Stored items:
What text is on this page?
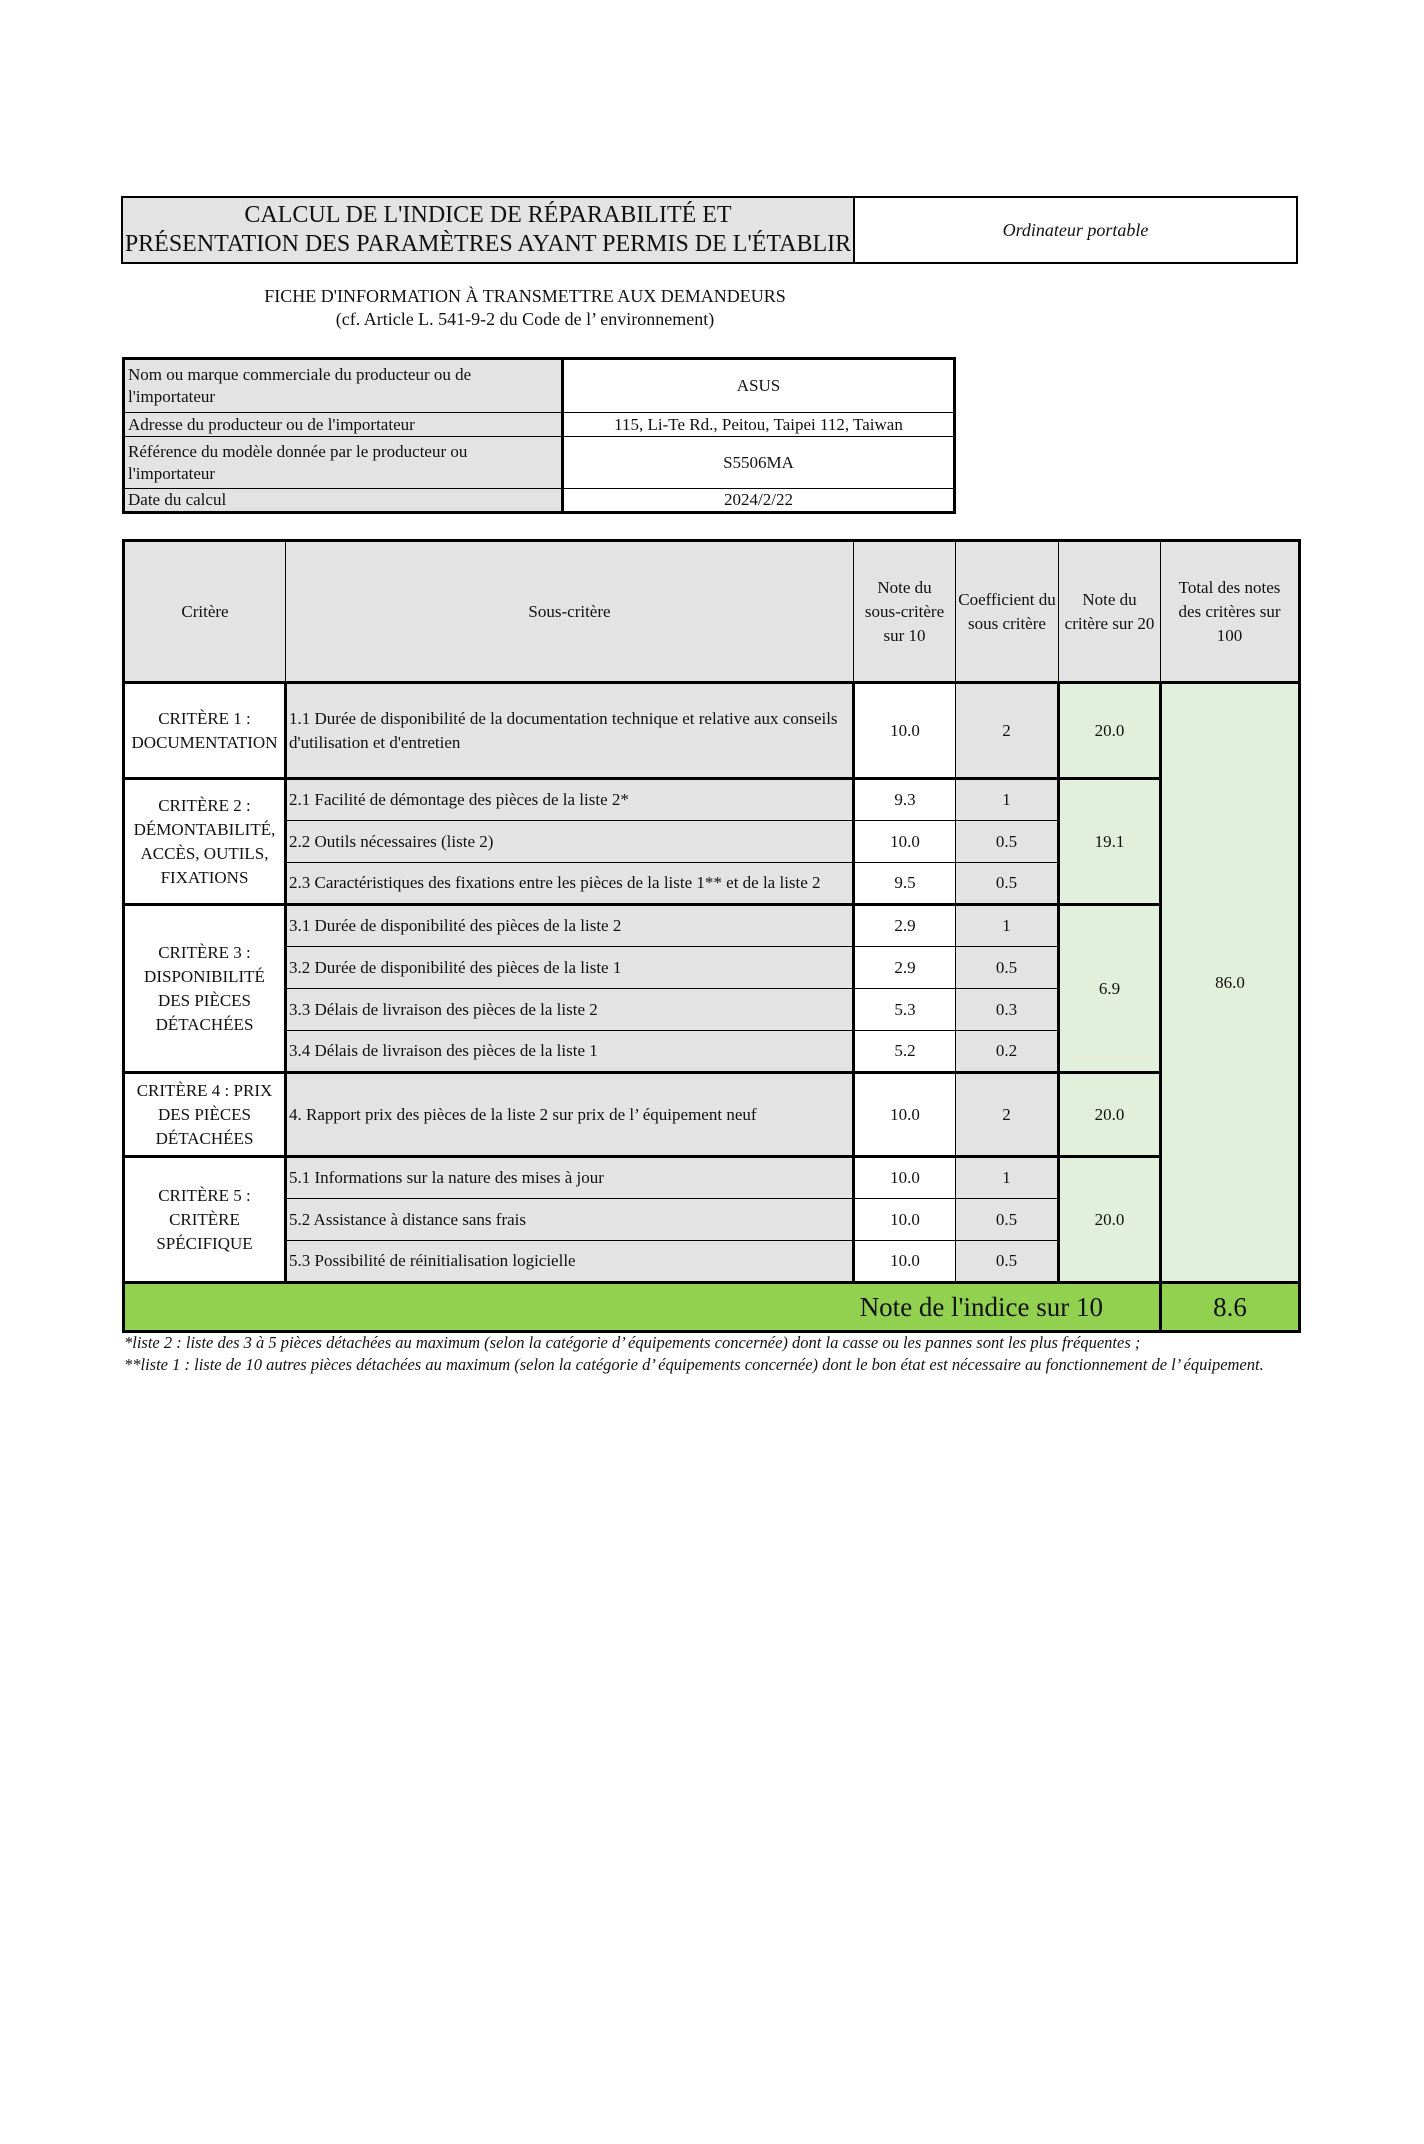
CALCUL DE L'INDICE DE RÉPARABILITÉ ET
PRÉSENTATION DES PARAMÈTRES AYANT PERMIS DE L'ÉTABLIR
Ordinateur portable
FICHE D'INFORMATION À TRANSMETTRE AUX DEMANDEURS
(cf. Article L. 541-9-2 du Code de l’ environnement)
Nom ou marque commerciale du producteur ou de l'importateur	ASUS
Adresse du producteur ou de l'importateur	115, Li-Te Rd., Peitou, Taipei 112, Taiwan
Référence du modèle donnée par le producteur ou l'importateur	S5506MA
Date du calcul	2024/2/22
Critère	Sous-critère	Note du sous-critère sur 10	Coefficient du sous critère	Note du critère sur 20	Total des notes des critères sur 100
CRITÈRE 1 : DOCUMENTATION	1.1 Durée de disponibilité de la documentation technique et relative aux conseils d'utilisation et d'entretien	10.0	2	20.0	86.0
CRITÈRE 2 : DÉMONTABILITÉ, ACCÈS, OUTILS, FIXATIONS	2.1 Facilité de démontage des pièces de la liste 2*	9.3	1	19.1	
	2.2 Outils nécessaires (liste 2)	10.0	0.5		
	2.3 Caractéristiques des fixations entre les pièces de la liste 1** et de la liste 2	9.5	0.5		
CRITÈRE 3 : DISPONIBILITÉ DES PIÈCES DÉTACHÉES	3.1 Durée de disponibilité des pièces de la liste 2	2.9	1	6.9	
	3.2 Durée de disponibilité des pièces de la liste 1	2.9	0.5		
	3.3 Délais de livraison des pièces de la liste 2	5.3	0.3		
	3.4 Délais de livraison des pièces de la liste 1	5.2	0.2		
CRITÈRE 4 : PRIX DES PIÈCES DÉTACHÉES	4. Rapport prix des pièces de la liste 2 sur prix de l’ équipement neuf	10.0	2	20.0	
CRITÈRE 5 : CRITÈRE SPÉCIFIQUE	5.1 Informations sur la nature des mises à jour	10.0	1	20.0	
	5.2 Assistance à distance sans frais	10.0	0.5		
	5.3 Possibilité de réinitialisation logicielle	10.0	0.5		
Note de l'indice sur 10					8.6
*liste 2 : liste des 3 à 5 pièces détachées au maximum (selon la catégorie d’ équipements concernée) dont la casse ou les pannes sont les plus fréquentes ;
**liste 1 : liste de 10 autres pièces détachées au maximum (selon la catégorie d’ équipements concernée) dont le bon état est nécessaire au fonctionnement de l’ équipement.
--
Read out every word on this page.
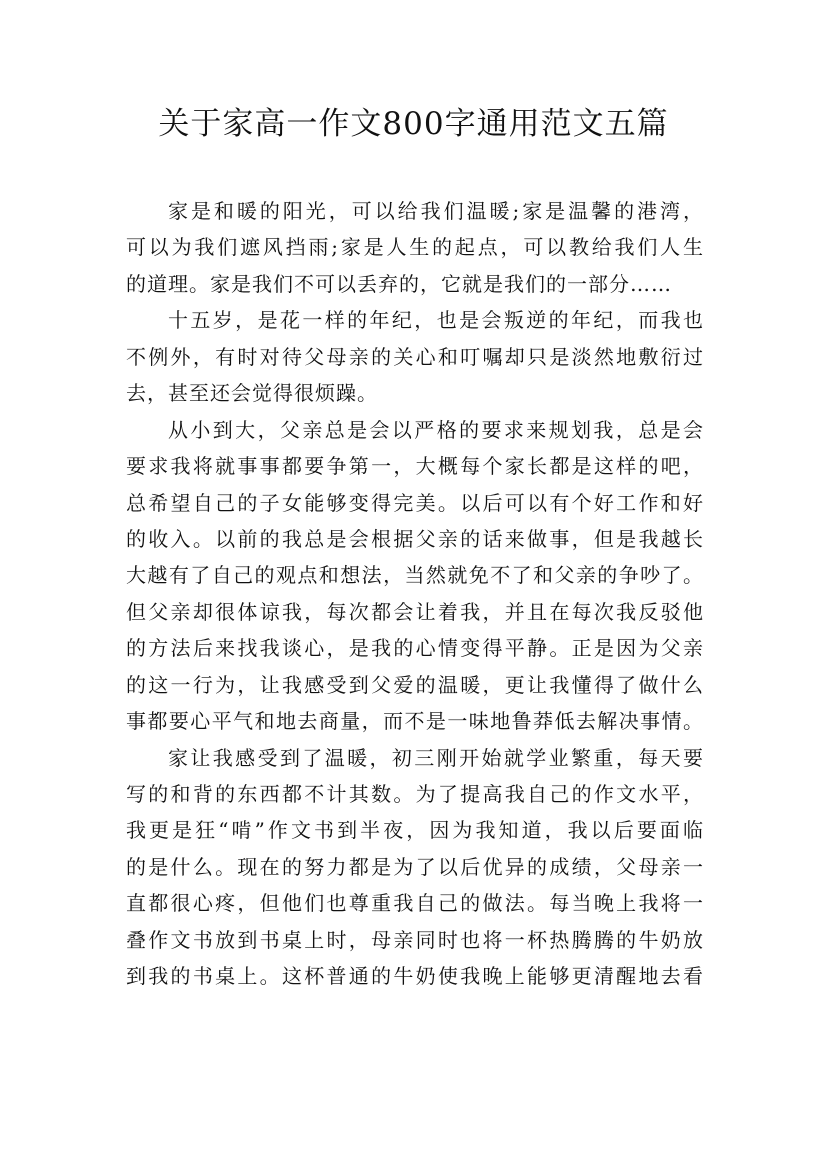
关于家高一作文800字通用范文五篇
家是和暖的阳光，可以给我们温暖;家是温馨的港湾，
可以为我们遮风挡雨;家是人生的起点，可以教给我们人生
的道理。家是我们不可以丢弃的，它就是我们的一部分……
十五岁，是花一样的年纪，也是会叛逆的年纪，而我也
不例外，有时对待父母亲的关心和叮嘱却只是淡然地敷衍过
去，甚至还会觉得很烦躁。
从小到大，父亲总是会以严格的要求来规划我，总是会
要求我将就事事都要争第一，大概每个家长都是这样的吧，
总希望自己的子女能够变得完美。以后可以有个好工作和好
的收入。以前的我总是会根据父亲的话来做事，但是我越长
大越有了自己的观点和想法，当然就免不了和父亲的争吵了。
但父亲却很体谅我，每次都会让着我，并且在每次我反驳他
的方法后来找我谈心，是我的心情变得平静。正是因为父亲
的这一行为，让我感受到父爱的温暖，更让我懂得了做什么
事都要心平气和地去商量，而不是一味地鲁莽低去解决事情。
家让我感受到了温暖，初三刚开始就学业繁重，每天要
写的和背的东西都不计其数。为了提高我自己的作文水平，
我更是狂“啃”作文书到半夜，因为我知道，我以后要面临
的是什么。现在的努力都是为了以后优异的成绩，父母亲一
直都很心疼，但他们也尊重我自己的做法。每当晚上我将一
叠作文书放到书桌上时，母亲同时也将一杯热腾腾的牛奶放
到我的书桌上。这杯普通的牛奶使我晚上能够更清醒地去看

Problem details -> The answer is the number of lines in the preceding material that hold "disponibilité"; write that number and nothing else.

Response to this task -> 3